#### THE DATA:
•••

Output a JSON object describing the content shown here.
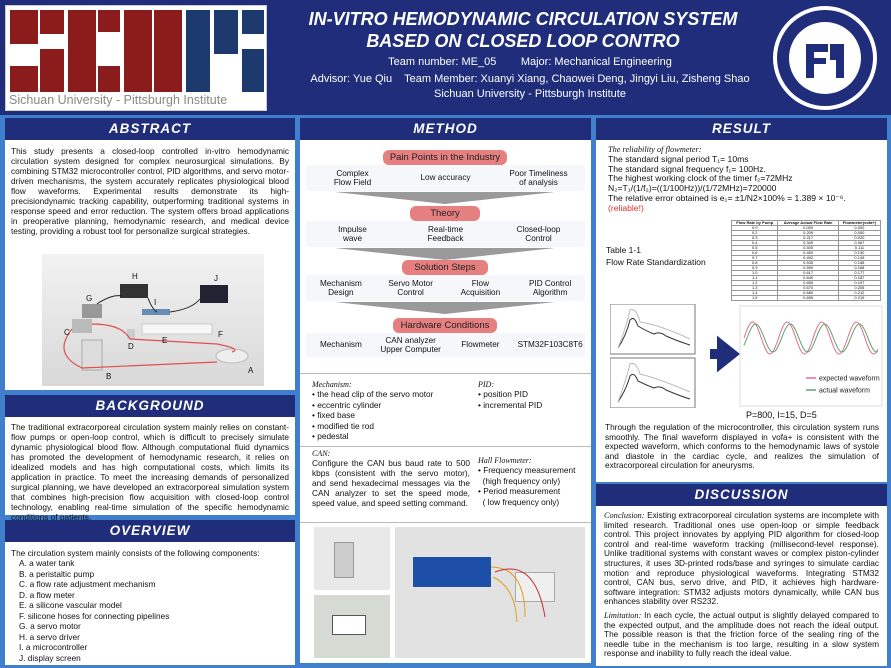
{
  "header": {
    "logo_text": "Sichuan University - Pittsburgh Institute",
    "title_line1": "IN-VITRO HEMODYNAMIC CIRCULATION SYSTEM",
    "title_line2": "BASED ON CLOSED LOOP CONTRO",
    "team_number": "Team number: ME_05",
    "major": "Major:  Mechanical Engineering",
    "advisor": "Advisor: Yue Qiu",
    "team_members": "Team Member: Xuanyi Xiang, Chaowei Deng, Jingyi Liu, Zisheng Shao",
    "institution": "Sichuan University - Pittsburgh Institute",
    "seal_text": "SICHUAN UNIVERSITY PITTSBURGH INSTITUTE"
  },
  "colors": {
    "navy": "#1f2d7b",
    "background_blue": "#3f7fcc",
    "pill_red": "#e68080",
    "logo_red": "#8b1c1c",
    "logo_blue": "#1c3a6e",
    "highlight_red": "#d93030"
  },
  "abstract": {
    "heading": "ABSTRACT",
    "text": "This study presents a closed-loop controlled in-vitro hemodynamic circulation system designed for complex neurosurgical simulations. By combining STM32 microcontroller control, PID algorithms, and servo motor-driven mechanisms, the system accurately replicates physiological blood flow waveforms. Experimental results demonstrate its high-precisiondynamic tracking capability, outperforming traditional systems in response speed and error reduction. The system offers broad applications in preoperative planning, hemodynamic research, and medical device testing, providing a robust tool for personalize surgical strategies.",
    "diagram_labels": [
      "A",
      "B",
      "C",
      "D",
      "E",
      "F",
      "G",
      "H",
      "I",
      "J"
    ]
  },
  "background": {
    "heading": "BACKGROUND",
    "text": "The traditional extracorporeal circulation system mainly relies on constant-flow pumps or open-loop control, which is difficult to precisely simulate dynamic physiological blood flow. Although computational fluid dynamics has promoted the development of hemodynamic research, it relies on idealized models and has high computational costs, which limits its application in practice. To meet the increasing demands of personalized surgical planning, we have developed an extracorporeal simulation system that combines high-precision flow acquisition with closed-loop control technology, enabling real-time simulation of the specific hemodynamic conditions of patients."
  },
  "overview": {
    "heading": "OVERVIEW",
    "intro": "The circulation system mainly consists of the following components:",
    "items": [
      "A.  a water tank",
      "B.  a peristaltic pump",
      "C.  a flow rate adjustment mechanism",
      "D.  a flow meter",
      "E.  a silicone vascular model",
      "F.   silicone hoses for connecting pipelines",
      "G.  a servo motor",
      "H.  a servo driver",
      "I.  a microcontroller",
      "J.  display screen"
    ]
  },
  "method": {
    "heading": "METHOD",
    "stages": [
      {
        "title": "Pain Points in the Industry",
        "items": [
          "Complex\nFlow Field",
          "Low accuracy",
          "Poor Timeliness\nof analysis"
        ]
      },
      {
        "title": "Theory",
        "items": [
          "Impulse\nwave",
          "Real-time\nFeedback",
          "Closed-loop\nControl"
        ]
      },
      {
        "title": "Solution  Steps",
        "items": [
          "Mechanism\nDesign",
          "Servo Motor\nControl",
          "Flow\nAcquisition",
          "PID Control\nAlgorithm"
        ]
      },
      {
        "title": "Hardware Conditions",
        "items": [
          "Mechanism",
          "CAN analyzer\nUpper Computer",
          "Flowmeter",
          "STM32F103C8T6"
        ]
      }
    ],
    "mechanism": {
      "title": "Mechanism:",
      "items": [
        "• the head clip of the servo motor",
        "• eccentric cylinder",
        "• fixed base",
        "• modified tie rod",
        "• pedestal"
      ]
    },
    "pid": {
      "title": "PID:",
      "items": [
        "• position PID",
        "• incremental PID"
      ]
    },
    "can": {
      "title": "CAN:",
      "text": "Configure the CAN bus baud rate to 500 kbps (consistent with the servo motor), and send hexadecimal messages via the CAN analyzer to set the speed mode, speed value, and speed setting command."
    },
    "hall": {
      "title": "Hall Flowmeter:",
      "items": [
        "• Frequency measurement\n  (high frequency only)",
        "• Period measurement\n  ( low frequency only)"
      ]
    }
  },
  "result": {
    "heading": "RESULT",
    "reliability_title": "The reliability of flowmeter:",
    "lines": [
      "The standard signal period T₁= 10ms",
      "The standard signal frequency f₁= 100Hz.",
      "The highest working clock of the timer f₂=72MHz",
      "N₂=T₁/(1/f₂)=((1/100Hz))/(1/72MHz)=720000"
    ],
    "error_line": "The relative error obtained is e₁= ±1/N2×100% = 1.389 × 10⁻⁶.",
    "reliable": "(reliable!)",
    "table_caption_1": "Table 1-1",
    "table_caption_2": "Flow Rate Standardization",
    "table": {
      "headers": [
        "Flow Rate by Pump",
        "Average Actual Flow Rate",
        "Flowmeter(vofa+)"
      ],
      "rows": [
        [
          "0.0",
          "0.000",
          "0.000"
        ],
        [
          "0.2",
          "0.209",
          "0.000"
        ],
        [
          "0.3",
          "0.217",
          "0.020"
        ],
        [
          "0.4",
          "0.340",
          "0.067"
        ],
        [
          "0.5",
          "0.400",
          "0.111"
        ],
        [
          "0.6",
          "0.450",
          "0.130"
        ],
        [
          "0.7",
          "0.492",
          "0.145"
        ],
        [
          "0.8",
          "0.530",
          "0.158"
        ],
        [
          "0.9",
          "0.590",
          "0.168"
        ],
        [
          "1.0",
          "0.617",
          "0.177"
        ],
        [
          "1.1",
          "0.640",
          "0.187"
        ],
        [
          "1.2",
          "0.650",
          "0.197"
        ],
        [
          "1.3",
          "0.670",
          "0.205"
        ],
        [
          "1.4",
          "0.680",
          "0.212"
        ],
        [
          "1.5",
          "0.695",
          "0.219"
        ]
      ]
    },
    "legend": [
      "expected waveform",
      "actual waveform"
    ],
    "pid_params": "P=800, I=15, D=5",
    "summary": "Through the regulation of the microcontroller, this circulation system runs smoothly. The final waveform displayed in vofa+ is consistent with the expected waveform, which conforms to the hemodynamic laws of systole and diastole in the cardiac cycle, and realizes the simulation of extracorporeal circulation for aneurysms."
  },
  "discussion": {
    "heading": "DISCUSSION",
    "conclusion_label": "Conclusion:",
    "conclusion": " Existing extracorporeal circulation systems are incomplete with limited research. Traditional ones use open-loop or simple feedback control. This project innovates by applying PID algorithm for closed-loop control and real-time waveform tracking (millisecond-level response). Unlike traditional systems with constant waves or complex piston-cylinder structures, it uses 3D-printed rods/base and syringes to simulate cardiac motion and reproduce physiological waveforms. Integrating STM32 control, CAN bus, servo drive, and PID, it achieves high hardware-software integration: STM32 adjusts motors dynamically, while CAN bus enhances stability over RS232.",
    "limitation_label": "Limitation:",
    "limitation": " In each cycle, the actual output is slightly delayed compared to the expected output, and the amplitude does not reach the ideal output. The possible reason is that the friction force of the sealing ring of the needle tube in the mechanism is too large, resulting in a slow system response and inability to fully reach the ideal value."
  }
}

•••

#### WHAT NEEDS TO BE DONE:
Although the records contain pictures, only the text should be copied, exactly as it stands.

#### EXERCISE SOLUTION:
Output a JSON object describing the content shown here.
{
  "header": {
    "logo_text": "Sichuan University - Pittsburgh Institute",
    "title_line1": "IN-VITRO HEMODYNAMIC CIRCULATION SYSTEM",
    "title_line2": "BASED ON CLOSED LOOP CONTRO",
    "team_number": "Team number: ME_05",
    "major": "Major:  Mechanical Engineering",
    "advisor": "Advisor: Yue Qiu",
    "team_members": "Team Member: Xuanyi Xiang, Chaowei Deng, Jingyi Liu, Zisheng Shao",
    "institution": "Sichuan University - Pittsburgh Institute",
    "seal_text": "SICHUAN UNIVERSITY PITTSBURGH INSTITUTE"
  },
  "colors": {
    "navy": "#1f2d7b",
    "background_blue": "#3f7fcc",
    "pill_red": "#e68080",
    "logo_red": "#8b1c1c",
    "logo_blue": "#1c3a6e",
    "highlight_red": "#d93030"
  },
  "abstract": {
    "heading": "ABSTRACT",
    "text": "This study presents a closed-loop controlled in-vitro hemodynamic circulation system designed for complex neurosurgical simulations. By combining STM32 microcontroller control, PID algorithms, and servo motor-driven mechanisms, the system accurately replicates physiological blood flow waveforms. Experimental results demonstrate its high-precisiondynamic tracking capability, outperforming traditional systems in response speed and error reduction. The system offers broad applications in preoperative planning, hemodynamic research, and medical device testing, providing a robust tool for personalize surgical strategies.",
    "diagram_labels": [
      "A",
      "B",
      "C",
      "D",
      "E",
      "F",
      "G",
      "H",
      "I",
      "J"
    ]
  },
  "background": {
    "heading": "BACKGROUND",
    "text": "The traditional extracorporeal circulation system mainly relies on constant-flow pumps or open-loop control, which is difficult to precisely simulate dynamic physiological blood flow. Although computational fluid dynamics has promoted the development of hemodynamic research, it relies on idealized models and has high computational costs, which limits its application in practice. To meet the increasing demands of personalized surgical planning, we have developed an extracorporeal simulation system that combines high-precision flow acquisition with closed-loop control technology, enabling real-time simulation of the specific hemodynamic conditions of patients."
  },
  "overview": {
    "heading": "OVERVIEW",
    "intro": "The circulation system mainly consists of the following components:",
    "items": [
      "A.  a water tank",
      "B.  a peristaltic pump",
      "C.  a flow rate adjustment mechanism",
      "D.  a flow meter",
      "E.  a silicone vascular model",
      "F.   silicone hoses for connecting pipelines",
      "G.  a servo motor",
      "H.  a servo driver",
      "I.  a microcontroller",
      "J.  display screen"
    ]
  },
  "method": {
    "heading": "METHOD",
    "stages": [
      {
        "title": "Pain Points in the Industry",
        "items": [
          "Complex\nFlow Field",
          "Low accuracy",
          "Poor Timeliness\nof analysis"
        ]
      },
      {
        "title": "Theory",
        "items": [
          "Impulse\nwave",
          "Real-time\nFeedback",
          "Closed-loop\nControl"
        ]
      },
      {
        "title": "Solution  Steps",
        "items": [
          "Mechanism\nDesign",
          "Servo Motor\nControl",
          "Flow\nAcquisition",
          "PID Control\nAlgorithm"
        ]
      },
      {
        "title": "Hardware Conditions",
        "items": [
          "Mechanism",
          "CAN analyzer\nUpper Computer",
          "Flowmeter",
          "STM32F103C8T6"
        ]
      }
    ],
    "mechanism": {
      "title": "Mechanism:",
      "items": [
        "• the head clip of the servo motor",
        "• eccentric cylinder",
        "• fixed base",
        "• modified tie rod",
        "• pedestal"
      ]
    },
    "pid": {
      "title": "PID:",
      "items": [
        "• position PID",
        "• incremental PID"
      ]
    },
    "can": {
      "title": "CAN:",
      "text": "Configure the CAN bus baud rate to 500 kbps (consistent with the servo motor), and send hexadecimal messages via the CAN analyzer to set the speed mode, speed value, and speed setting command."
    },
    "hall": {
      "title": "Hall Flowmeter:",
      "items": [
        "• Frequency measurement\n  (high frequency only)",
        "• Period measurement\n  ( low frequency only)"
      ]
    }
  },
  "result": {
    "heading": "RESULT",
    "reliability_title": "The reliability of flowmeter:",
    "lines": [
      "The standard signal period T₁= 10ms",
      "The standard signal frequency f₁= 100Hz.",
      "The highest working clock of the timer f₂=72MHz",
      "N₂=T₁/(1/f₂)=((1/100Hz))/(1/72MHz)=720000"
    ],
    "error_line": "The relative error obtained is e₁= ±1/N2×100% = 1.389 × 10⁻⁶.",
    "reliable": "(reliable!)",
    "table_caption_1": "Table 1-1",
    "table_caption_2": "Flow Rate Standardization",
    "table": {
      "headers": [
        "Flow Rate by Pump",
        "Average Actual Flow Rate",
        "Flowmeter(vofa+)"
      ],
      "rows": [
        [
          "0.0",
          "0.000",
          "0.000"
        ],
        [
          "0.2",
          "0.209",
          "0.000"
        ],
        [
          "0.3",
          "0.217",
          "0.020"
        ],
        [
          "0.4",
          "0.340",
          "0.067"
        ],
        [
          "0.5",
          "0.400",
          "0.111"
        ],
        [
          "0.6",
          "0.450",
          "0.130"
        ],
        [
          "0.7",
          "0.492",
          "0.145"
        ],
        [
          "0.8",
          "0.530",
          "0.158"
        ],
        [
          "0.9",
          "0.590",
          "0.168"
        ],
        [
          "1.0",
          "0.617",
          "0.177"
        ],
        [
          "1.1",
          "0.640",
          "0.187"
        ],
        [
          "1.2",
          "0.650",
          "0.197"
        ],
        [
          "1.3",
          "0.670",
          "0.205"
        ],
        [
          "1.4",
          "0.680",
          "0.212"
        ],
        [
          "1.5",
          "0.695",
          "0.219"
        ]
      ]
    },
    "legend": [
      "expected waveform",
      "actual waveform"
    ],
    "pid_params": "P=800, I=15, D=5",
    "summary": "Through the regulation of the microcontroller, this circulation system runs smoothly. The final waveform displayed in vofa+ is consistent with the expected waveform, which conforms to the hemodynamic laws of systole and diastole in the cardiac cycle, and realizes the simulation of extracorporeal circulation for aneurysms."
  },
  "discussion": {
    "heading": "DISCUSSION",
    "conclusion_label": "Conclusion:",
    "conclusion": " Existing extracorporeal circulation systems are incomplete with limited research. Traditional ones use open-loop or simple feedback control. This project innovates by applying PID algorithm for closed-loop control and real-time waveform tracking (millisecond-level response). Unlike traditional systems with constant waves or complex piston-cylinder structures, it uses 3D-printed rods/base and syringes to simulate cardiac motion and reproduce physiological waveforms. Integrating STM32 control, CAN bus, servo drive, and PID, it achieves high hardware-software integration: STM32 adjusts motors dynamically, while CAN bus enhances stability over RS232.",
    "limitation_label": "Limitation:",
    "limitation": " In each cycle, the actual output is slightly delayed compared to the expected output, and the amplitude does not reach the ideal output. The possible reason is that the friction force of the sealing ring of the needle tube in the mechanism is too large, resulting in a slow system response and inability to fully reach the ideal value."
  }
}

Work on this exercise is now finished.